**Work to complete**
Output the records. Match them exactly.

**Listing**
--- begin ---

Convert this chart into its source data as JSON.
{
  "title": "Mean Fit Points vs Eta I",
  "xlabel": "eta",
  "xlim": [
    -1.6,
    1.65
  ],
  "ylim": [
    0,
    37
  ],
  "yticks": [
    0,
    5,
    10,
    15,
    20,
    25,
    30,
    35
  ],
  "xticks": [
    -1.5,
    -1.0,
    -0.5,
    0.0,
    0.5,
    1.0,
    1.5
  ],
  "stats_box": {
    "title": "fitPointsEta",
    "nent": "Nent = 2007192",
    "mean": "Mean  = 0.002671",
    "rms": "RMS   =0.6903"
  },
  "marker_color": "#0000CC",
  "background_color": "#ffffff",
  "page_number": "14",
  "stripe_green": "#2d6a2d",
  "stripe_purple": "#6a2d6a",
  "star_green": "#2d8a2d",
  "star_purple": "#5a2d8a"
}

--- end ---

**In response**
Convert this chart into its source data as JSON.
{
  "title": "Mean Fit Points vs Eta I",
  "xlabel": "eta",
  "xlim": [
    -1.6,
    1.65
  ],
  "ylim": [
    0,
    37
  ],
  "yticks": [
    0,
    5,
    10,
    15,
    20,
    25,
    30,
    35
  ],
  "xticks": [
    -1.5,
    -1.0,
    -0.5,
    0.0,
    0.5,
    1.0,
    1.5
  ],
  "stats_box": {
    "title": "fitPointsEta",
    "nent": "Nent = 2007192",
    "mean": "Mean  = 0.002671",
    "rms": "RMS   =0.6903"
  },
  "marker_color": "#0000CC",
  "background_color": "#ffffff",
  "page_number": "14",
  "stripe_green": "#2d6a2d",
  "stripe_purple": "#6a2d6a",
  "star_green": "#2d8a2d",
  "star_purple": "#5a2d8a"
}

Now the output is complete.